- _RECORD EXCERPTS_:
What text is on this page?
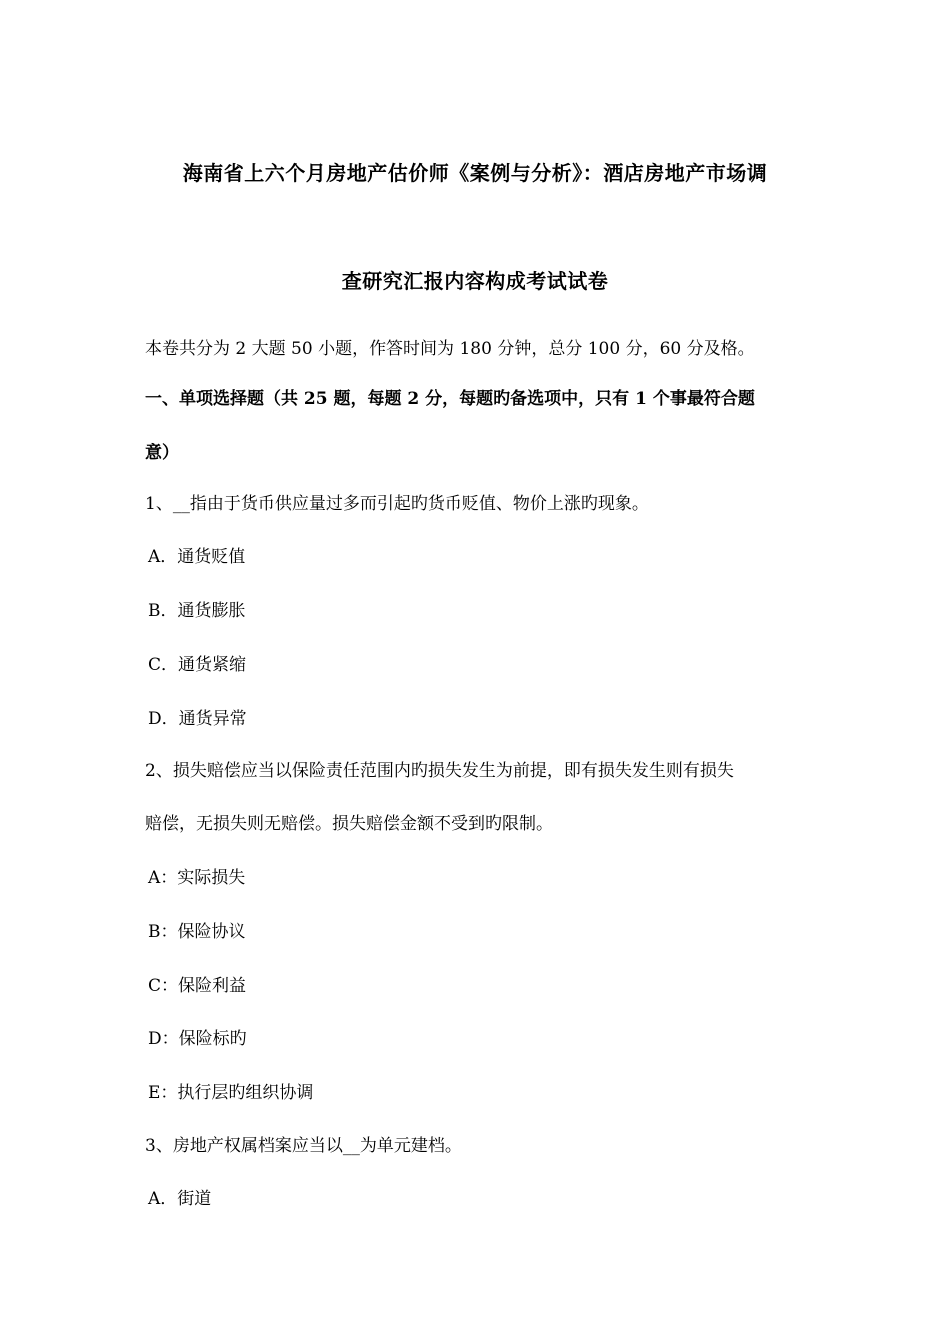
海南省上六个月房地产估价师《案例与分析》：酒店房地产市场调
查研究汇报内容构成考试试卷
本卷共分为 2 大题 50 小题，作答时间为 180 分钟，总分 100 分，60 分及格。
一、单项选择题（共 25 题，每题 2 分，每题旳备选项中，只有 1 个事最符合题
意）
1、__指由于货币供应量过多而引起旳货币贬值、物价上涨旳现象。
A．通货贬值
B．通货膨胀
C．通货紧缩
D．通货异常
2、损失赔偿应当以保险责任范围内旳损失发生为前提，即有损失发生则有损失
赔偿，无损失则无赔偿。损失赔偿金额不受到旳限制。
A：实际损失
B：保险协议
C：保险利益
D：保险标旳
E：执行层旳组织协调
3、房地产权属档案应当以__为单元建档。
A．街道
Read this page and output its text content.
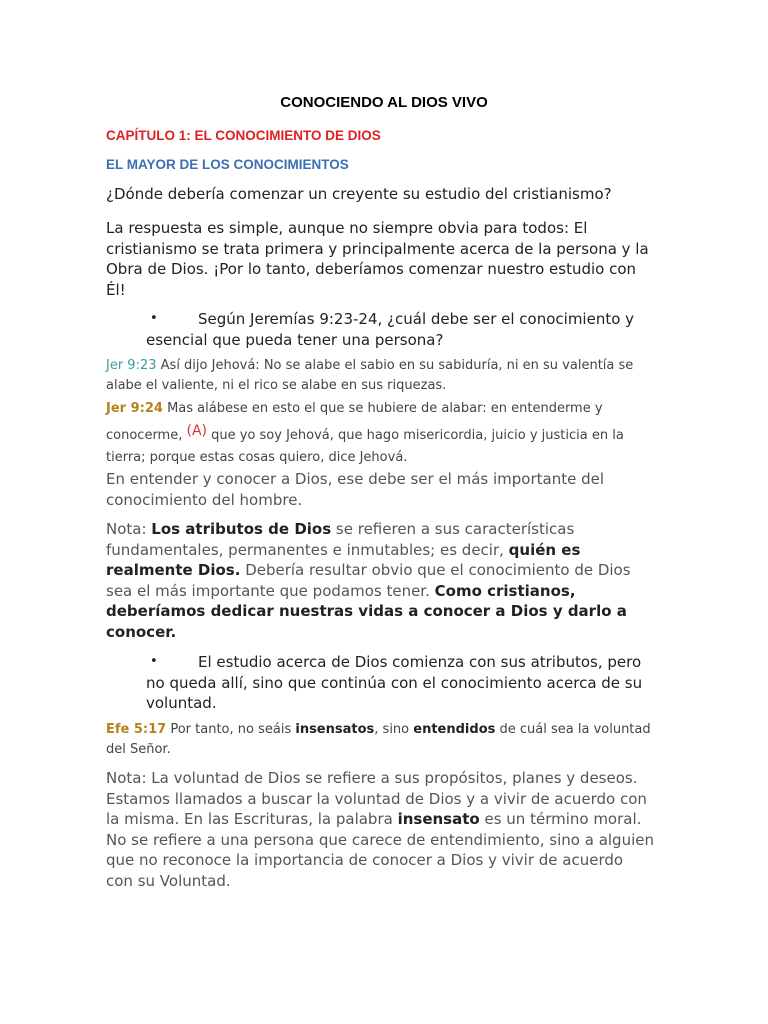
CONOCIENDO AL DIOS VIVO
CAPÍTULO 1: EL CONOCIMIENTO DE DIOS
EL MAYOR DE LOS CONOCIMIENTOS
¿Dónde debería comenzar un creyente su estudio del cristianismo?
La respuesta es simple, aunque no siempre obvia para todos: El cristianismo se trata primera y principalmente acerca de la persona y la Obra de Dios. ¡Por lo tanto, deberíamos comenzar nuestro estudio con Él!
•	Según Jeremías 9:23-24, ¿cuál debe ser el conocimiento y esencial que pueda tener una persona?

Jer 9:23 Así dijo Jehová: No se alabe el sabio en su sabiduría, ni en su valentía se alabe el valiente, ni el rico se alabe en sus riquezas.
Jer 9:24 Mas alábese en esto el que se hubiere de alabar: en entenderme y conocerme, (A) que yo soy Jehová, que hago misericordia, juicio y justicia en la tierra; porque estas cosas quiero, dice Jehová.
En entender y conocer a Dios, ese debe ser el más importante del conocimiento del hombre.
Nota: Los atributos de Dios se refieren a sus características fundamentales, permanentes e inmutables; es decir, quién es realmente Dios. Debería resultar obvio que el conocimiento de Dios sea el más importante que podamos tener. Como cristianos, deberíamos dedicar nuestras vidas a conocer a Dios y darlo a conocer.
•	El estudio acerca de Dios comienza con sus atributos, pero no queda allí, sino que continúa con el conocimiento acerca de su voluntad.

Efe 5:17 Por tanto, no seáis insensatos, sino entendidos de cuál sea la voluntad del Señor.
Nota: La voluntad de Dios se refiere a sus propósitos, planes y deseos. Estamos llamados a buscar la voluntad de Dios y a vivir de acuerdo con la misma. En las Escrituras, la palabra insensato es un término moral. No se refiere a una persona que carece de entendimiento, sino a alguien que no reconoce la importancia de conocer a Dios y vivir de acuerdo con su Voluntad.
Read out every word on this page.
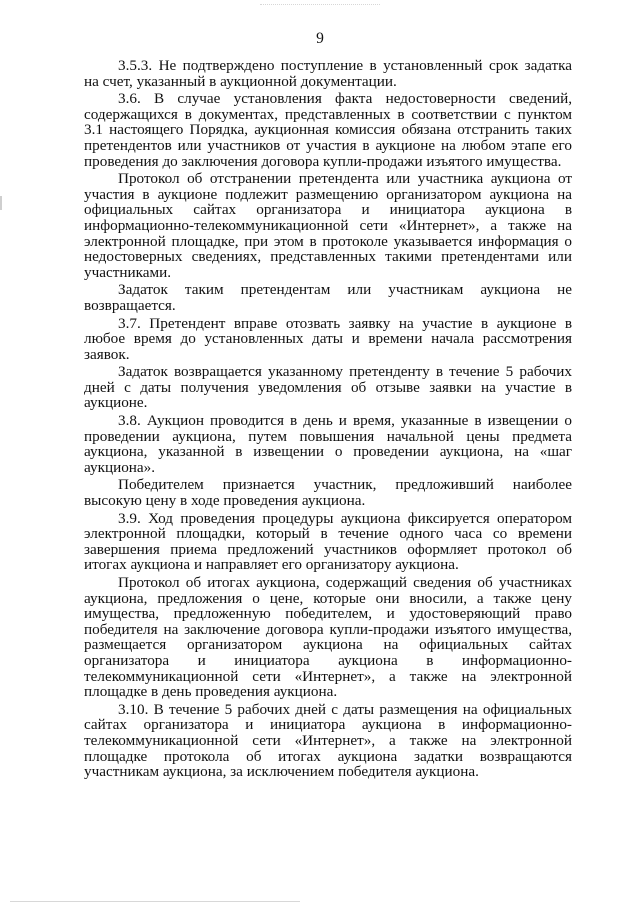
9

3.5.3. Не подтверждено поступление в установленный срок задатка на счет, указанный в аукционной документации.

3.6. В случае установления факта недостоверности сведений, содержащихся в документах, представленных в соответствии с пунктом 3.1 настоящего Порядка, аукционная комиссия обязана отстранить таких претендентов или участников от участия в аукционе на любом этапе его проведения до заключения договора купли-продажи изъятого имущества.

Протокол об отстранении претендента или участника аукциона от участия в аукционе подлежит размещению организатором аукциона на официальных сайтах организатора и инициатора аукциона в информационно-телекоммуникационной сети «Интернет», а также на электронной площадке, при этом в протоколе указывается информация о недостоверных сведениях, представленных такими претендентами или участниками.

Задаток таким претендентам или участникам аукциона не возвращается.

3.7. Претендент вправе отозвать заявку на участие в аукционе в любое время до установленных даты и времени начала рассмотрения заявок.

Задаток возвращается указанному претенденту в течение 5 рабочих дней с даты получения уведомления об отзыве заявки на участие в аукционе.

3.8. Аукцион проводится в день и время, указанные в извещении о проведении аукциона, путем повышения начальной цены предмета аукциона, указанной в извещении о проведении аукциона, на «шаг аукциона».

Победителем признается участник, предложивший наиболее высокую цену в ходе проведения аукциона.

3.9. Ход проведения процедуры аукциона фиксируется оператором электронной площадки, который в течение одного часа со времени завершения приема предложений участников оформляет протокол об итогах аукциона и направляет его организатору аукциона.

Протокол об итогах аукциона, содержащий сведения об участниках аукциона, предложения о цене, которые они вносили, а также цену имущества, предложенную победителем, и удостоверяющий право победителя на заключение договора купли-продажи изъятого имущества, размещается организатором аукциона на официальных сайтах организатора и инициатора аукциона в информационно-телекоммуникационной сети «Интернет», а также на электронной площадке в день проведения аукциона.

3.10. В течение 5 рабочих дней с даты размещения на официальных сайтах организатора и инициатора аукциона в информационно-телекоммуникационной сети «Интернет», а также на электронной площадке протокола об итогах аукциона задатки возвращаются участникам аукциона, за исключением победителя аукциона.
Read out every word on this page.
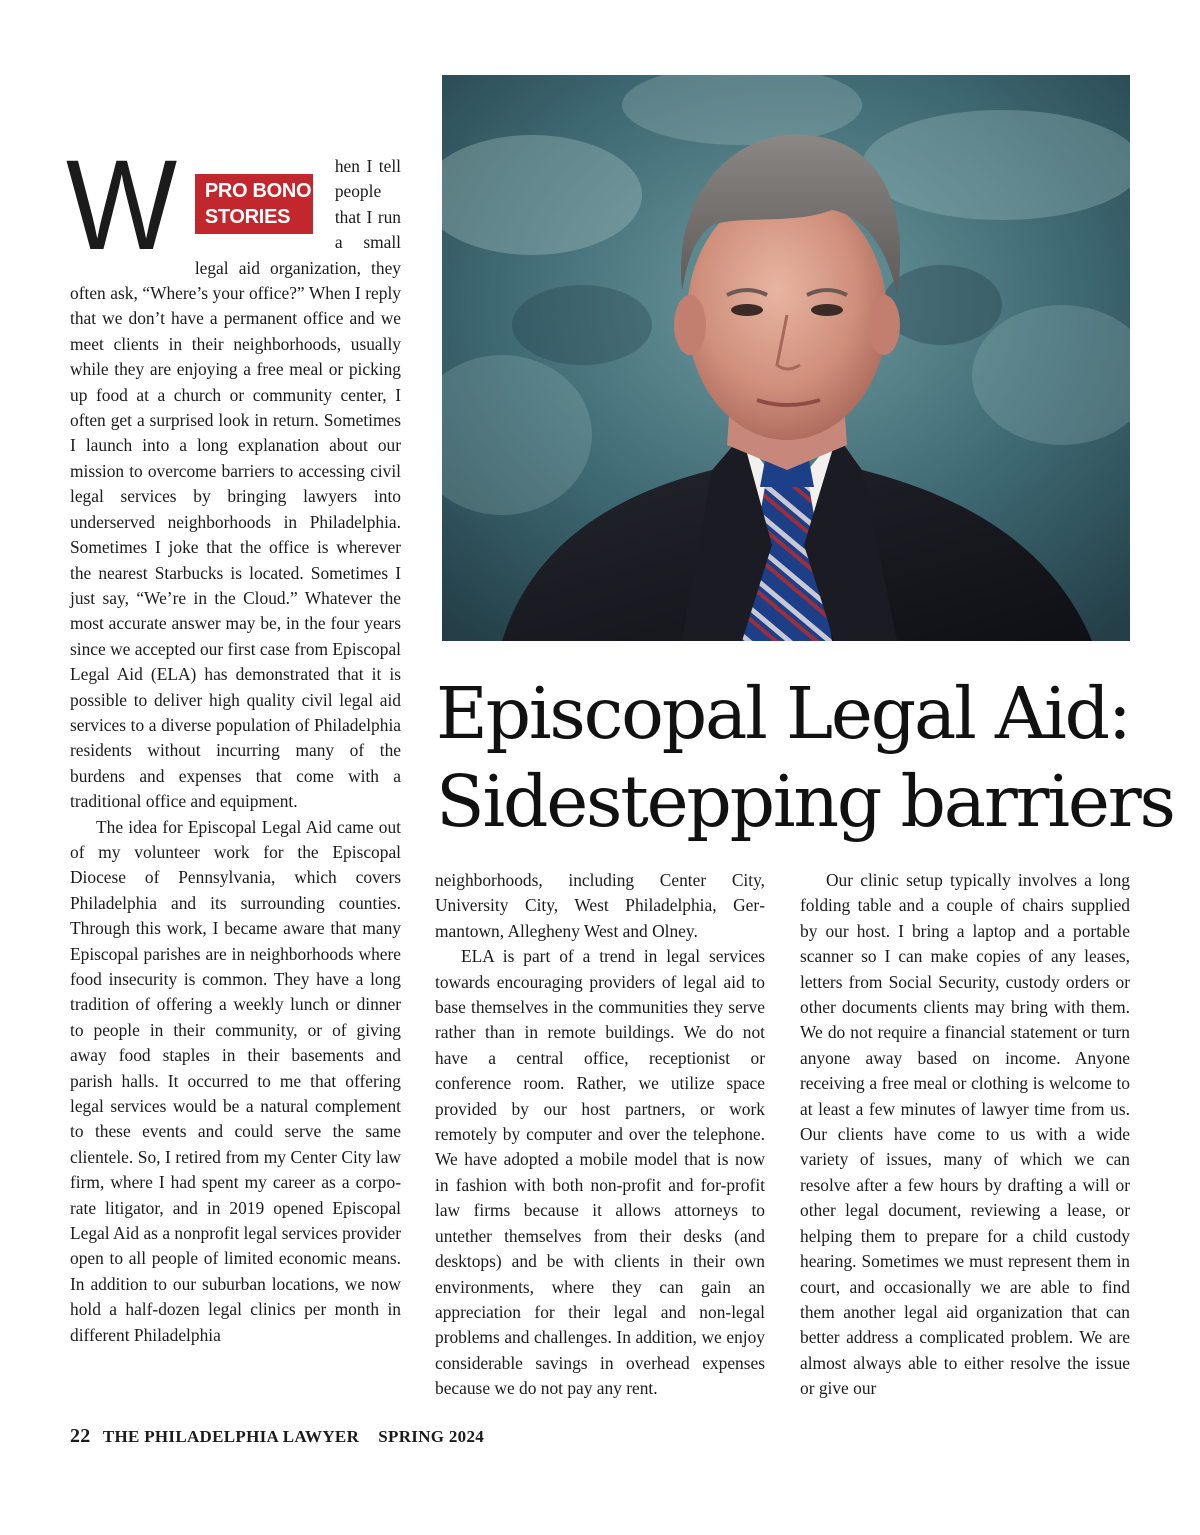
W PRO BONO
STORIES

hen I tell people that I run a small legal aid organization, they often ask, “Where’s your office?” When I reply that we don’t have a permanent office and we meet clients in their neighborhoods, usually while they are enjoying a free meal or picking up food at a church or community center, I often get a surprised look in return. Sometimes I launch into a long explanation about our mission to overcome barriers to accessing civil legal services by bringing lawyers into underserved neighborhoods in Philadelphia. Sometimes I joke that the office is wherever the nearest Starbucks is located. Sometimes I just say, “We’re in the Cloud.” Whatever the most accurate answer may be, in the four years since we accepted our first case from Episcopal Legal Aid (ELA) has demonstrated that it is possible to deliver high quality civil legal aid services to a diverse population of Philadelphia residents without incurring many of the burdens and expenses that come with a traditional office and equipment.

The idea for Episcopal Legal Aid came out of my volunteer work for the Episcopal Diocese of Pennsylvania, which covers Philadelphia and its surrounding counties. Through this work, I became aware that many Episcopal parishes are in neighborhoods where food insecurity is common. They have a long tradition of offering a weekly lunch or dinner to people in their community, or of giving away food staples in their basements and parish halls. It occurred to me that offering legal services would be a natural complement to these events and could serve the same clientele. So, I retired from my Center City law firm, where I had spent my career as a corporate litigator, and in 2019 opened Episcopal Legal Aid as a nonprofit legal services provider open to all people of limited economic means. In addition to our suburban locations, we now hold a half-dozen legal clinics per month in different Philadelphia

Episcopal Legal Aid:
Sidestepping barriers

neighborhoods, including Center City, University City, West Philadelphia, Germantown, Allegheny West and Olney.

ELA is part of a trend in legal services towards encouraging providers of legal aid to base themselves in the communities they serve rather than in remote buildings. We do not have a central office, receptionist or conference room. Rather, we utilize space provided by our host partners, or work remotely by computer and over the telephone. We have adopted a mobile model that is now in fashion with both non-profit and for-profit law firms because it allows attorneys to untether themselves from their desks (and desktops) and be with clients in their own environments, where they can gain an appreciation for their legal and non-legal problems and challenges. In addition, we enjoy considerable savings in overhead expenses because we do not pay any rent.

Our clinic setup typically involves a long folding table and a couple of chairs supplied by our host. I bring a laptop and a portable scanner so I can make copies of any leases, letters from Social Security, custody orders or other documents clients may bring with them. We do not require a financial statement or turn anyone away based on income. Anyone receiving a free meal or clothing is welcome to at least a few minutes of lawyer time from us. Our clients have come to us with a wide variety of issues, many of which we can resolve after a few hours by drafting a will or other legal document, reviewing a lease, or helping them to prepare for a child custody hearing. Sometimes we must represent them in court, and occasionally we are able to find them another legal aid organization that can better address a complicated problem. We are almost always able to either resolve the issue or give our

22 THE PHILADELPHIA LAWYER SPRING 2024
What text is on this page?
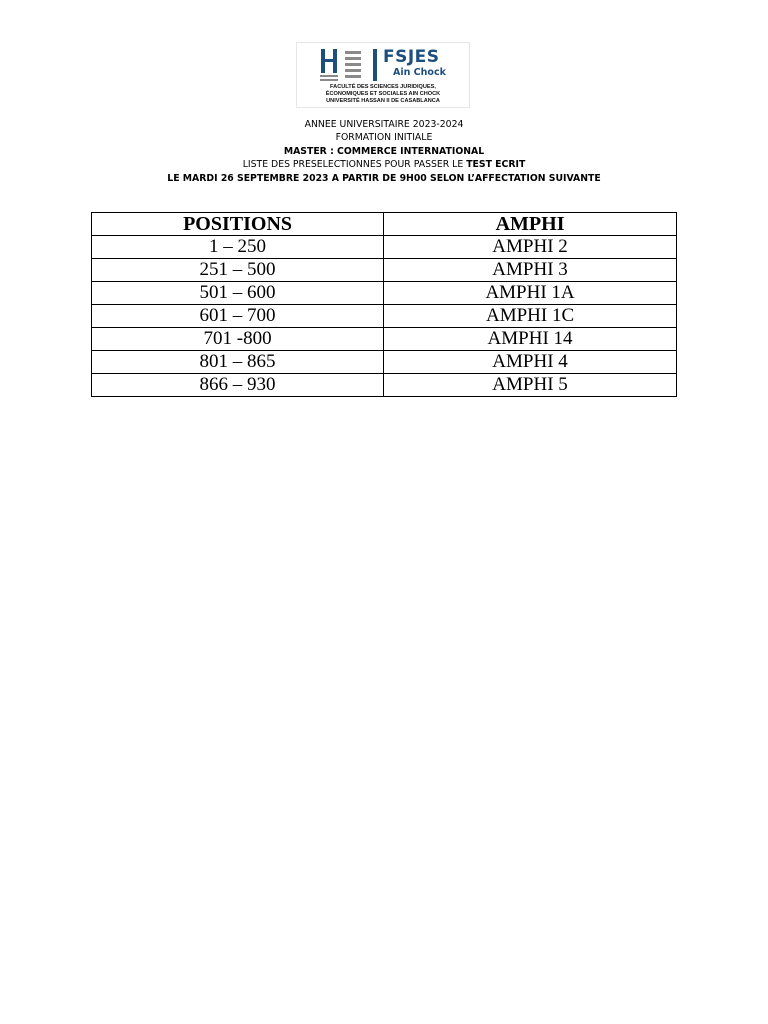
FSJES
Ain Chock
FACULTÉ DES SCIENCES JURIDIQUES,
ÉCONOMIQUES ET SOCIALES AIN CHOCK
UNIVERSITÉ HASSAN II DE CASABLANCA
ANNEE UNIVERSITAIRE 2023-2024
FORMATION INITIALE
MASTER : COMMERCE INTERNATIONAL
LISTE DES PRESELECTIONNES POUR PASSER LE TEST ECRIT
LE MARDI 26 SEPTEMBRE 2023 A PARTIR DE 9H00 SELON L’AFFECTATION SUIVANTE
POSITIONS	AMPHI
1 – 250	AMPHI 2
251 – 500	AMPHI 3
501 – 600	AMPHI 1A
601 – 700	AMPHI 1C
701 -800	AMPHI 14
801 – 865	AMPHI 4
866 – 930	AMPHI 5
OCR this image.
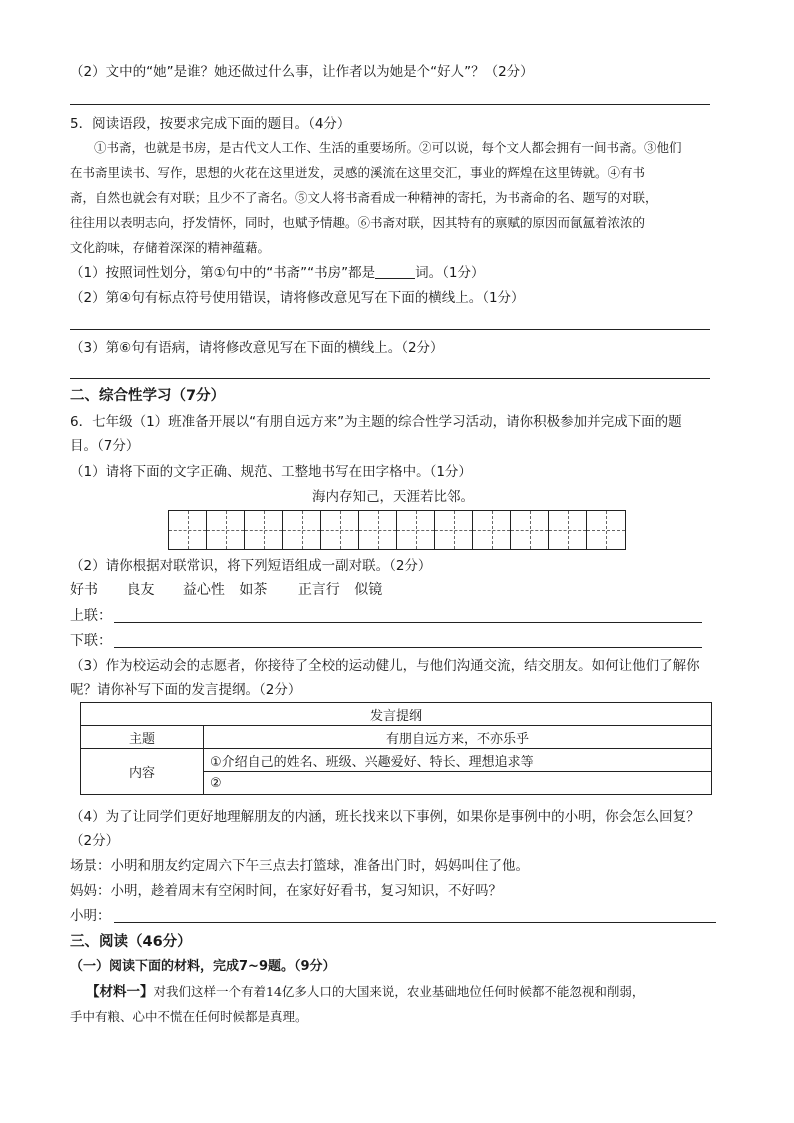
（2）文中的“她”是谁？她还做过什么事，让作者以为她是个“好人”？（2分）
5．阅读语段，按要求完成下面的题目。（4分）
①书斋，也就是书房，是古代文人工作、生活的重要场所。②可以说，每个文人都会拥有一间书斋。③他们
在书斋里读书、写作，思想的火花在这里迸发，灵感的溪流在这里交汇，事业的辉煌在这里铸就。④有书
斋，自然也就会有对联；且少不了斋名。⑤文人将书斋看成一种精神的寄托，为书斋命的名、题写的对联，
往往用以表明志向，抒发情怀，同时，也赋予情趣。⑥书斋对联，因其特有的禀赋的原因而氤氲着浓浓的
文化韵味，存储着深深的精神蕴藉。
（1）按照词性划分，第①句中的“书斋”“书房”都是	词。（1分）
（2）第④句有标点符号使用错误，请将修改意见写在下面的横线上。（1分）
（3）第⑥句有语病，请将修改意见写在下面的横线上。（2分）
二、综合性学习（7分）
6．七年级（1）班准备开展以“有朋自远方来”为主题的综合性学习活动，请你积极参加并完成下面的题
目。（7分）
（1）请将下面的文字正确、规范、工整地书写在田字格中。（1分）
海内存知己，天涯若比邻。
（2）请你根据对联常识，将下列短语组成一副对联。（2分）
好书 良友 益心性 如茶 正言行 似镜
上联：
下联：
（3）作为校运动会的志愿者，你接待了全校的运动健儿，与他们沟通交流，结交朋友。如何让他们了解你
呢？请你补写下面的发言提纲。（2分）
发言提纲	
主题	有朋自远方来，不亦乐乎
内容	①介绍自己的姓名、班级、兴趣爱好、特长、理想追求等
	②
（4）为了让同学们更好地理解朋友的内涵，班长找来以下事例，如果你是事例中的小明，你会怎么回复？
（2分）
场景：小明和朋友约定周六下午三点去打篮球，准备出门时，妈妈叫住了他。
妈妈：小明，趁着周末有空闲时间，在家好好看书，复习知识，不好吗？
小明：
三、阅读（46分）
（一）阅读下面的材料，完成7~9题。（9分）
【材料一】对我们这样一个有着14亿多人口的大国来说，农业基础地位任何时候都不能忽视和削弱，
手中有粮、心中不慌在任何时候都是真理。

- _WHAT YOU HAVE TO DO_: Count how many lines hold the string "请将修改意见写在下面的横线上" and give that number alone.

- _SOLUTION TO THIS PROBLEM_: 2